----- Excerpted records -----
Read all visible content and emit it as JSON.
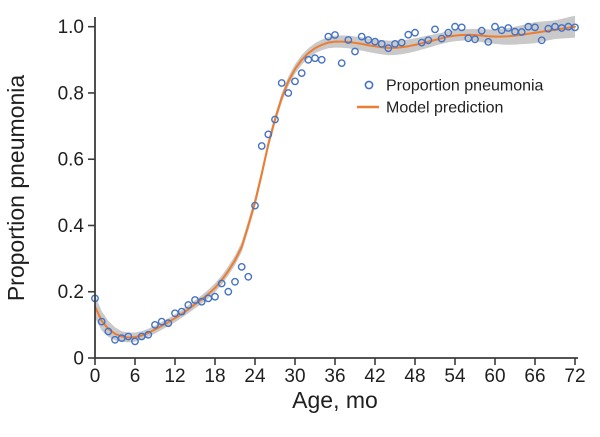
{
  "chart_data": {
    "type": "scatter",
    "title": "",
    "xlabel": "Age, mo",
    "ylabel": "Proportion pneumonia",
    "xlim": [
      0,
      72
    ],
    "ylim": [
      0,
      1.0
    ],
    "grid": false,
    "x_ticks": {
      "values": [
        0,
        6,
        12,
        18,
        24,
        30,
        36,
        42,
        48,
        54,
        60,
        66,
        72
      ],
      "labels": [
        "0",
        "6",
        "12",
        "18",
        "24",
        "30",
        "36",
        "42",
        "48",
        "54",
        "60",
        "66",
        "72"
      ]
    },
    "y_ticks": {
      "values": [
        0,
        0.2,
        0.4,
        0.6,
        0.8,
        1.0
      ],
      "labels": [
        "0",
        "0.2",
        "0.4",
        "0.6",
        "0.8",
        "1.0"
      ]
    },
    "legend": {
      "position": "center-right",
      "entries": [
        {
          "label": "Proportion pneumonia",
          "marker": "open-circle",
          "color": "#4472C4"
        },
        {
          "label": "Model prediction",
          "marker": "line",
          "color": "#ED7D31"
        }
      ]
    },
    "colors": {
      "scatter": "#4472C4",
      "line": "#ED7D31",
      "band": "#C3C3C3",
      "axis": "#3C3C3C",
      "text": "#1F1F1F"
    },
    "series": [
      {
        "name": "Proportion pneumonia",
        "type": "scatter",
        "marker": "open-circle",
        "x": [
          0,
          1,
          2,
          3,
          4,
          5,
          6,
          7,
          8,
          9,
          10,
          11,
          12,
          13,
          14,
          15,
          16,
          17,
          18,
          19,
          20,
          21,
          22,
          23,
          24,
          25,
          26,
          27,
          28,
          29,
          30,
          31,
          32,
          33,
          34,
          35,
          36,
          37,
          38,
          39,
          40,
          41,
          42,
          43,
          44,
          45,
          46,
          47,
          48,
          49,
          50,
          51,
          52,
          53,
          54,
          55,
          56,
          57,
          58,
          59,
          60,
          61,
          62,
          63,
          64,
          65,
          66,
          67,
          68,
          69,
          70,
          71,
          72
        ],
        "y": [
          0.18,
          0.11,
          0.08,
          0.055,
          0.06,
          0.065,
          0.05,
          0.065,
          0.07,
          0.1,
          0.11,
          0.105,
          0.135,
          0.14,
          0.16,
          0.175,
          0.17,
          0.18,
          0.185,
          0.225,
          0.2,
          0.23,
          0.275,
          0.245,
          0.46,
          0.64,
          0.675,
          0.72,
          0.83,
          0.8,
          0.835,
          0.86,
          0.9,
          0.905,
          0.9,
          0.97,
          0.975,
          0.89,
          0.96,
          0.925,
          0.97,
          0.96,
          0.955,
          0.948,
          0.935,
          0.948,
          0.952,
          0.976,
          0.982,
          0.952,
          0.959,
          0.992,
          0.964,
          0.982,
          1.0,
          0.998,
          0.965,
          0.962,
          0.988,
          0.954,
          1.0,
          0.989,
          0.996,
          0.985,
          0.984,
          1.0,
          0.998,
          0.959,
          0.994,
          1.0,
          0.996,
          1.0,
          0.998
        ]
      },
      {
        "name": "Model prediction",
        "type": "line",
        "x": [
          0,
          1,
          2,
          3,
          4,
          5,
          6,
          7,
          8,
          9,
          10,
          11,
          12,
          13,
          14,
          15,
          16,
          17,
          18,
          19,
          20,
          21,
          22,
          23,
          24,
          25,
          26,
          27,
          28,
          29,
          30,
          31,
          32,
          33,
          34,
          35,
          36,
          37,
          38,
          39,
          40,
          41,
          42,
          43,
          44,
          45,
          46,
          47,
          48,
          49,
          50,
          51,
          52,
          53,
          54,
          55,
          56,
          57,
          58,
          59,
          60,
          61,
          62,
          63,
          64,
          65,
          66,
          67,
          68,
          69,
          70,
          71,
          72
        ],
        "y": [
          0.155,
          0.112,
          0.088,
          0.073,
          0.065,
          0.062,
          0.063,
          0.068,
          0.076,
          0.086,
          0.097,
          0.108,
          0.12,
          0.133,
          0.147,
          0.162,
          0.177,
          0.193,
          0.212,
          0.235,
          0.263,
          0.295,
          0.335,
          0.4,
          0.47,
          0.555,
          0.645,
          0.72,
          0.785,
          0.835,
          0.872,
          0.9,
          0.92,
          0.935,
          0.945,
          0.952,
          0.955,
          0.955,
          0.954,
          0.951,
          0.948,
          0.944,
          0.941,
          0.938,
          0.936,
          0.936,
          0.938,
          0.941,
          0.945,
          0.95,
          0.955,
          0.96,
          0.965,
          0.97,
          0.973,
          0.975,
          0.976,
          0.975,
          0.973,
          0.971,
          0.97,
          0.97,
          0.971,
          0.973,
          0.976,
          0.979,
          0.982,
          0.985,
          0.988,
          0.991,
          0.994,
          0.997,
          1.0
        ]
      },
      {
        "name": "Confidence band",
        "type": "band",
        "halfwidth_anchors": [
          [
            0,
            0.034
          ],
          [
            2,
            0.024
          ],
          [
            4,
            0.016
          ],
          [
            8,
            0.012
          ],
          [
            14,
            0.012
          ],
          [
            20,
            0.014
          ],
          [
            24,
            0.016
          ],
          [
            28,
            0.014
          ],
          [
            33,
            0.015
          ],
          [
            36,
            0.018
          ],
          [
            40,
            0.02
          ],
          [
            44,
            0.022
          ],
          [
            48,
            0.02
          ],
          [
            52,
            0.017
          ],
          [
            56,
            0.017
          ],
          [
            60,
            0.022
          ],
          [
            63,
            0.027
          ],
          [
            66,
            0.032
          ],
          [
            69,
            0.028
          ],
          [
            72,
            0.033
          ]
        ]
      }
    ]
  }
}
-----
• Goal: Reproduce all of the data exactly; the pictures do not belong in the copy.

• Response to the task:
Read all visible content and emit it as JSON.
{
  "chart_data": {
    "type": "scatter",
    "title": "",
    "xlabel": "Age, mo",
    "ylabel": "Proportion pneumonia",
    "xlim": [
      0,
      72
    ],
    "ylim": [
      0,
      1.0
    ],
    "grid": false,
    "x_ticks": {
      "values": [
        0,
        6,
        12,
        18,
        24,
        30,
        36,
        42,
        48,
        54,
        60,
        66,
        72
      ],
      "labels": [
        "0",
        "6",
        "12",
        "18",
        "24",
        "30",
        "36",
        "42",
        "48",
        "54",
        "60",
        "66",
        "72"
      ]
    },
    "y_ticks": {
      "values": [
        0,
        0.2,
        0.4,
        0.6,
        0.8,
        1.0
      ],
      "labels": [
        "0",
        "0.2",
        "0.4",
        "0.6",
        "0.8",
        "1.0"
      ]
    },
    "legend": {
      "position": "center-right",
      "entries": [
        {
          "label": "Proportion pneumonia",
          "marker": "open-circle",
          "color": "#4472C4"
        },
        {
          "label": "Model prediction",
          "marker": "line",
          "color": "#ED7D31"
        }
      ]
    },
    "colors": {
      "scatter": "#4472C4",
      "line": "#ED7D31",
      "band": "#C3C3C3",
      "axis": "#3C3C3C",
      "text": "#1F1F1F"
    },
    "series": [
      {
        "name": "Proportion pneumonia",
        "type": "scatter",
        "marker": "open-circle",
        "x": [
          0,
          1,
          2,
          3,
          4,
          5,
          6,
          7,
          8,
          9,
          10,
          11,
          12,
          13,
          14,
          15,
          16,
          17,
          18,
          19,
          20,
          21,
          22,
          23,
          24,
          25,
          26,
          27,
          28,
          29,
          30,
          31,
          32,
          33,
          34,
          35,
          36,
          37,
          38,
          39,
          40,
          41,
          42,
          43,
          44,
          45,
          46,
          47,
          48,
          49,
          50,
          51,
          52,
          53,
          54,
          55,
          56,
          57,
          58,
          59,
          60,
          61,
          62,
          63,
          64,
          65,
          66,
          67,
          68,
          69,
          70,
          71,
          72
        ],
        "y": [
          0.18,
          0.11,
          0.08,
          0.055,
          0.06,
          0.065,
          0.05,
          0.065,
          0.07,
          0.1,
          0.11,
          0.105,
          0.135,
          0.14,
          0.16,
          0.175,
          0.17,
          0.18,
          0.185,
          0.225,
          0.2,
          0.23,
          0.275,
          0.245,
          0.46,
          0.64,
          0.675,
          0.72,
          0.83,
          0.8,
          0.835,
          0.86,
          0.9,
          0.905,
          0.9,
          0.97,
          0.975,
          0.89,
          0.96,
          0.925,
          0.97,
          0.96,
          0.955,
          0.948,
          0.935,
          0.948,
          0.952,
          0.976,
          0.982,
          0.952,
          0.959,
          0.992,
          0.964,
          0.982,
          1.0,
          0.998,
          0.965,
          0.962,
          0.988,
          0.954,
          1.0,
          0.989,
          0.996,
          0.985,
          0.984,
          1.0,
          0.998,
          0.959,
          0.994,
          1.0,
          0.996,
          1.0,
          0.998
        ]
      },
      {
        "name": "Model prediction",
        "type": "line",
        "x": [
          0,
          1,
          2,
          3,
          4,
          5,
          6,
          7,
          8,
          9,
          10,
          11,
          12,
          13,
          14,
          15,
          16,
          17,
          18,
          19,
          20,
          21,
          22,
          23,
          24,
          25,
          26,
          27,
          28,
          29,
          30,
          31,
          32,
          33,
          34,
          35,
          36,
          37,
          38,
          39,
          40,
          41,
          42,
          43,
          44,
          45,
          46,
          47,
          48,
          49,
          50,
          51,
          52,
          53,
          54,
          55,
          56,
          57,
          58,
          59,
          60,
          61,
          62,
          63,
          64,
          65,
          66,
          67,
          68,
          69,
          70,
          71,
          72
        ],
        "y": [
          0.155,
          0.112,
          0.088,
          0.073,
          0.065,
          0.062,
          0.063,
          0.068,
          0.076,
          0.086,
          0.097,
          0.108,
          0.12,
          0.133,
          0.147,
          0.162,
          0.177,
          0.193,
          0.212,
          0.235,
          0.263,
          0.295,
          0.335,
          0.4,
          0.47,
          0.555,
          0.645,
          0.72,
          0.785,
          0.835,
          0.872,
          0.9,
          0.92,
          0.935,
          0.945,
          0.952,
          0.955,
          0.955,
          0.954,
          0.951,
          0.948,
          0.944,
          0.941,
          0.938,
          0.936,
          0.936,
          0.938,
          0.941,
          0.945,
          0.95,
          0.955,
          0.96,
          0.965,
          0.97,
          0.973,
          0.975,
          0.976,
          0.975,
          0.973,
          0.971,
          0.97,
          0.97,
          0.971,
          0.973,
          0.976,
          0.979,
          0.982,
          0.985,
          0.988,
          0.991,
          0.994,
          0.997,
          1.0
        ]
      },
      {
        "name": "Confidence band",
        "type": "band",
        "halfwidth_anchors": [
          [
            0,
            0.034
          ],
          [
            2,
            0.024
          ],
          [
            4,
            0.016
          ],
          [
            8,
            0.012
          ],
          [
            14,
            0.012
          ],
          [
            20,
            0.014
          ],
          [
            24,
            0.016
          ],
          [
            28,
            0.014
          ],
          [
            33,
            0.015
          ],
          [
            36,
            0.018
          ],
          [
            40,
            0.02
          ],
          [
            44,
            0.022
          ],
          [
            48,
            0.02
          ],
          [
            52,
            0.017
          ],
          [
            56,
            0.017
          ],
          [
            60,
            0.022
          ],
          [
            63,
            0.027
          ],
          [
            66,
            0.032
          ],
          [
            69,
            0.028
          ],
          [
            72,
            0.033
          ]
        ]
      }
    ]
  }
}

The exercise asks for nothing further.